The exercise:
Filter the data for lines with the word "Chen", then copy every line so identified.

## BEGIN

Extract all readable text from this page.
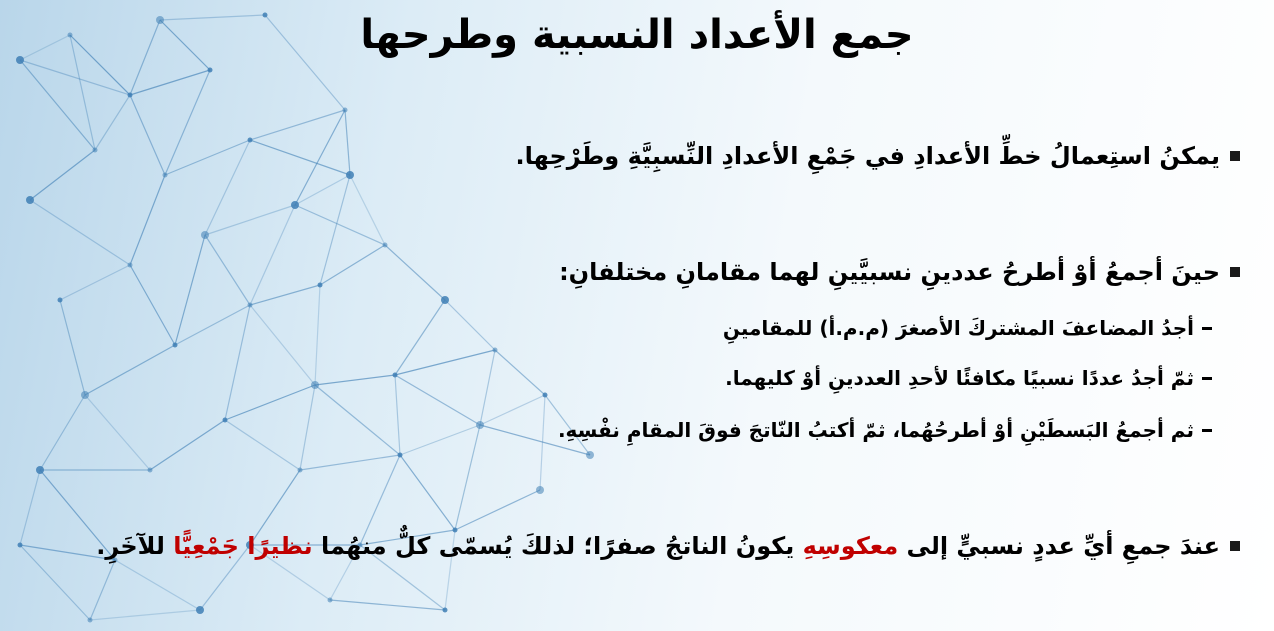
جمع الأعداد النسبية وطرحها
يمكنُ استِعمالُ خطِّ الأعدادِ في جَمْعِ الأعدادِ النِّسبِيَّةِ وطَرْحِها.
حينَ أجمعُ أوْ أطرحُ عددينِ نسبيَّينِ لهما مقامانِ مختلفانِ:
أجدُ المضاعفَ المشتركَ الأصغرَ (م.م.أ) للمقامينِ
ثمّ أجدُ عددًا نسبيًا مكافئًا لأحدِ العددينِ أوْ كليهما.
ثم أجمعُ البَسطَيْنِ أوْ أطرحُهُما، ثمّ أكتبُ النّاتجَ فوقَ المقامِ نفْسِهِ.
عندَ جمعِ أيِّ عددٍ نسبيٍّ إلى معكوسِهِ يكونُ الناتجُ صفرًا؛ لذلكَ يُسمّى كلٌّ منهُما نظيرًا جَمْعِيًّا للآخَرِ.
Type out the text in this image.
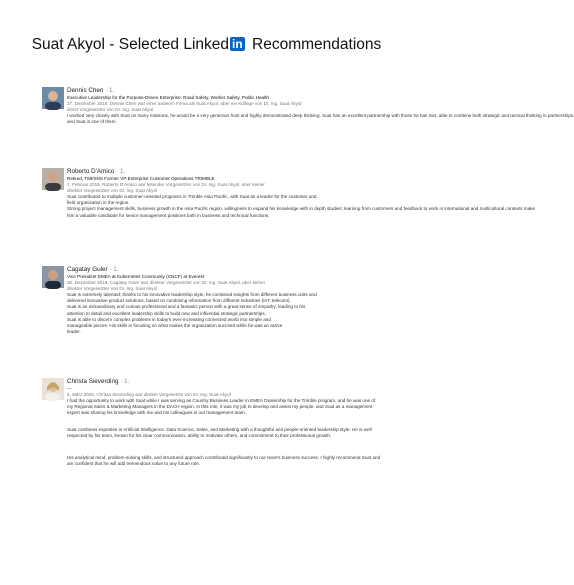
Suat Akyol - Selected Linked in Recommendations
Dennis Chen · 1.
Executive Leadership for the Purpose-Driven Enterprise: Road Safety, Worker Safety, Public Health
27. Dezember 2018, Dennis Chen war einer anderen Firma als Suat Akyol, aber ein Kollege von Dr. Ing. Suat Akyol
direct Vorgesetzter von Dr. Ing. Suat Akyol
I worked very closely with Suat on many missions, he would be a very generous host and highly demonstrated deep thinking. Suat has an excellent partnership with those he has met, able to combine both strategic and tactical thinking in partnerships.
and Suat is one of them.
Roberto D'Amico · 1.
Retired, TMI/SNS Former VP Enterprise Customer Operations TRIMBLE
1. Februar 2019, Roberto D'Amico war leitender Vorgesetzter von Dr. Ing. Suat Akyol, aber keiner
direkter Vorgesetzter von Dr. Ing. Suat Akyol
Suat contributed to multiple customer-oriented programs in Trimble Asia Pacific, with Suat as a leader for the customer and
field organization in the region.
Strong project management skills, business growth in the Asia Pacific region, willingness to expand his knowledge with in depth studies; learning from customers and feedback to work in international and multicultural contexts make
him a valuable candidate for senior management positions both in business and technical functions.
Cagatay Guler · 1.
Vice President EMEA at Kubernetes Community (CNCF) at Everest
30. Dezember 2019, Cagatay Guler war direkter Vorgesetzter von Dr. Ing. Suat Akyol, aber keiner
direkter Vorgesetzter von Dr. Ing. Suat Akyol
Suat is extremely talented; thanks to his innovative leadership style, he combined insights from different business units and
delivered innovative product solutions, based on combining information from different industries (IoT, telecom).
Suat is an extraordinary and curious professional and a fantastic person with a great sense of empathy; leading to his
attention to detail and excellent leadership skills to build new and influential strategic partnerships.
Suat is able to discern complex problems in today's ever-increasing connected world into simple and
manageable pieces. His skills in focusing on what makes the organization succeed while he was an active
leader.
Christa Sieverding · 1.
---
6. März 2020, Christa Sieverding war direkte Vorgesetzte von Dr. Ing. Suat Akyol
I had the opportunity to work with Suat while I was serving as Country Business Leader in EMEA Dealership for the Trimble program, and he was one of my Regional Sales & Marketing Managers in the DACH region. In this role, it was my job to develop and assist my people, and Suat as a management expert was sharing his knowledge with me and his colleagues in our management team.
Suat combines expertise in Artificial Intelligence, Data Science, Sales, and Marketing with a thoughtful and people-oriented leadership style. He is well respected by his team, known for his clear communication, ability to motivate others, and commitment to their professional growth.
His analytical mind, problem-solving skills, and structured approach contributed significantly to our team's business success. I highly recommend Suat and am confident that he will add tremendous value to any future role.
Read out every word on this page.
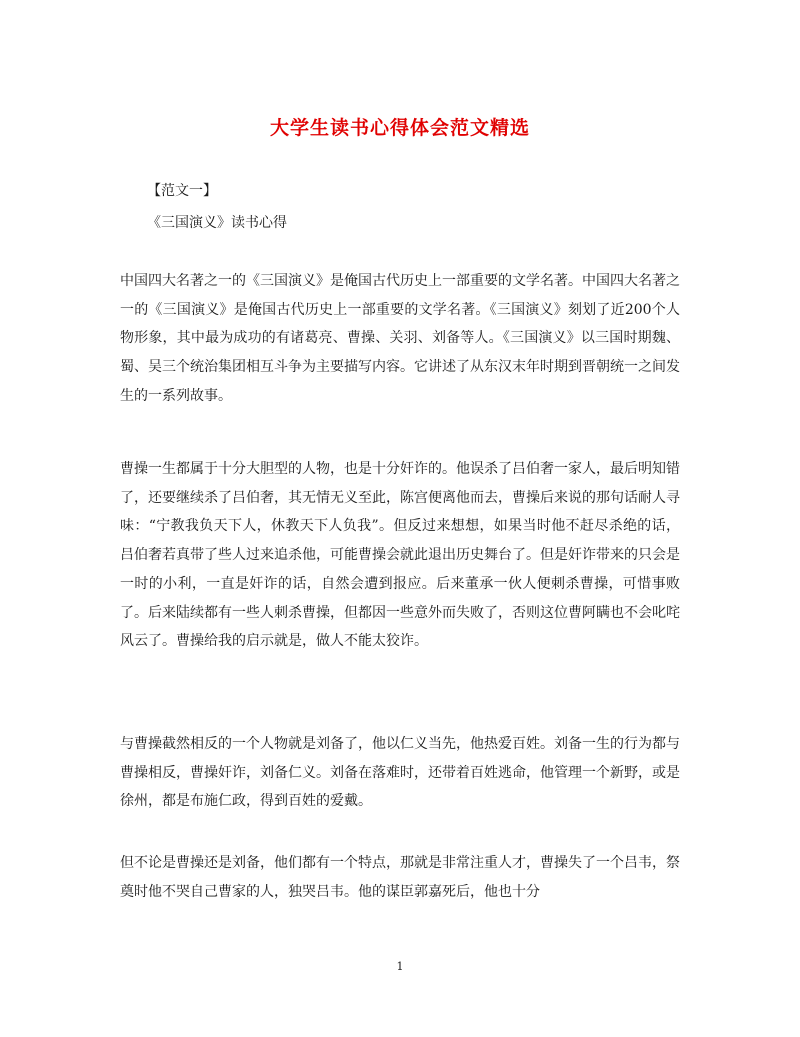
大学生读书心得体会范文精选
【范文一】
《三国演义》读书心得

中国四大名著之一的《三国演义》是俺国古代历史上一部重要的文学名著。中国四大名著之一的《三国演义》是俺国古代历史上一部重要的文学名著。《三国演义》刻划了近200个人物形象，其中最为成功的有诸葛亮、曹操、关羽、刘备等人。《三国演义》以三国时期魏、蜀、吴三个统治集团相互斗争为主要描写内容。它讲述了从东汉末年时期到晋朝统一之间发生的一系列故事。

曹操一生都属于十分大胆型的人物，也是十分奸诈的。他误杀了吕伯奢一家人，最后明知错了，还要继续杀了吕伯奢，其无情无义至此，陈宫便离他而去，曹操后来说的那句话耐人寻味：“宁教我负天下人，休教天下人负我”。但反过来想想，如果当时他不赶尽杀绝的话，吕伯奢若真带了些人过来追杀他，可能曹操会就此退出历史舞台了。但是奸诈带来的只会是一时的小利，一直是奸诈的话，自然会遭到报应。后来董承一伙人便刺杀曹操，可惜事败了。后来陆续都有一些人刺杀曹操，但都因一些意外而失败了，否则这位曹阿瞒也不会叱咤风云了。曹操给我的启示就是，做人不能太狡诈。

与曹操截然相反的一个人物就是刘备了，他以仁义当先，他热爱百姓。刘备一生的行为都与曹操相反，曹操奸诈，刘备仁义。刘备在落难时，还带着百姓逃命，他管理一个新野，或是徐州，都是布施仁政，得到百姓的爱戴。

但不论是曹操还是刘备，他们都有一个特点，那就是非常注重人才，曹操失了一个吕韦，祭奠时他不哭自己曹家的人，独哭吕韦。他的谋臣郭嘉死后，他也十分

1
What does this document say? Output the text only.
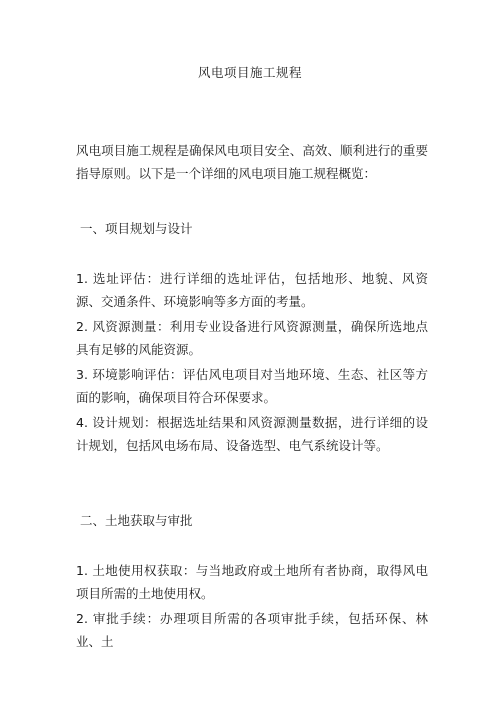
风电项目施工规程

风电项目施工规程是确保风电项目安全、高效、顺利进行的重要指导原则。以下是一个详细的风电项目施工规程概览：

一、项目规划与设计

1. 选址评估：进行详细的选址评估，包括地形、地貌、风资源、交通条件、环境影响等多方面的考量。

2. 风资源测量：利用专业设备进行风资源测量，确保所选地点具有足够的风能资源。

3. 环境影响评估：评估风电项目对当地环境、生态、社区等方面的影响，确保项目符合环保要求。

4. 设计规划：根据选址结果和风资源测量数据，进行详细的设计规划，包括风电场布局、设备选型、电气系统设计等。

二、土地获取与审批

1. 土地使用权获取：与当地政府或土地所有者协商，取得风电项目所需的土地使用权。

2. 审批手续：办理项目所需的各项审批手续，包括环保、林业、土
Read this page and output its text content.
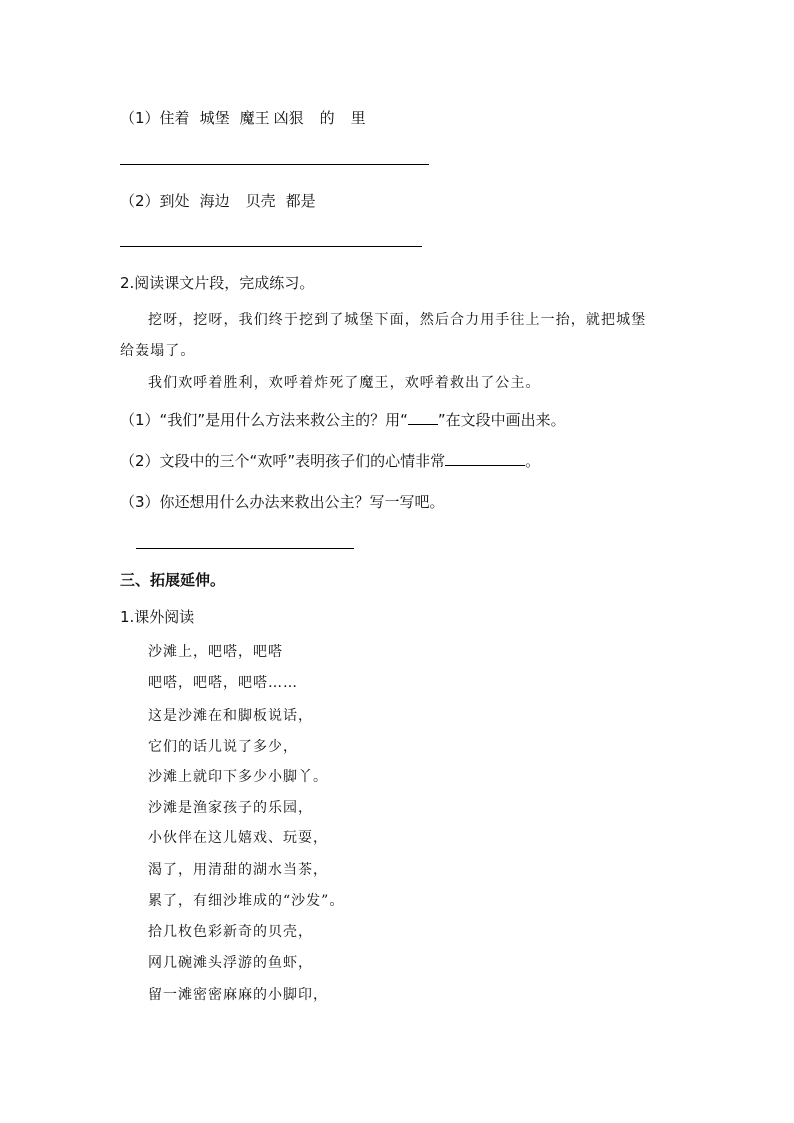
（1）住着 城堡 魔王 凶狠 的 里
（2）到处 海边 贝壳 都是
2.阅读课文片段，完成练习。
挖呀，挖呀，我们终于挖到了城堡下面，然后合力用手往上一抬，就把城堡
给轰塌了。
我们欢呼着胜利，欢呼着炸死了魔王，欢呼着救出了公主。
（1）“我们”是用什么方法来救公主的？用“ ”在文段中画出来。
（2）文段中的三个“欢呼”表明孩子们的心情非常	。
（3）你还想用什么办法来救出公主？写一写吧。
三、拓展延伸。
1.课外阅读
沙滩上，吧嗒，吧嗒
吧嗒，吧嗒，吧嗒……
这是沙滩在和脚板说话，
它们的话儿说了多少，
沙滩上就印下多少小脚丫。
沙滩是渔家孩子的乐园，
小伙伴在这儿嬉戏、玩耍，
渴了，用清甜的湖水当茶，
累了，有细沙堆成的“沙发”。
拾几枚色彩新奇的贝壳，
网几碗滩头浮游的鱼虾，
留一滩密密麻麻的小脚印，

## END

Task solution:
Dennis Chen · 1.
27. Dezember 2018, Dennis Chen war einer anderen Firma als Suat Akyol, aber ein Kollege von Dr. Ing. Suat Akyol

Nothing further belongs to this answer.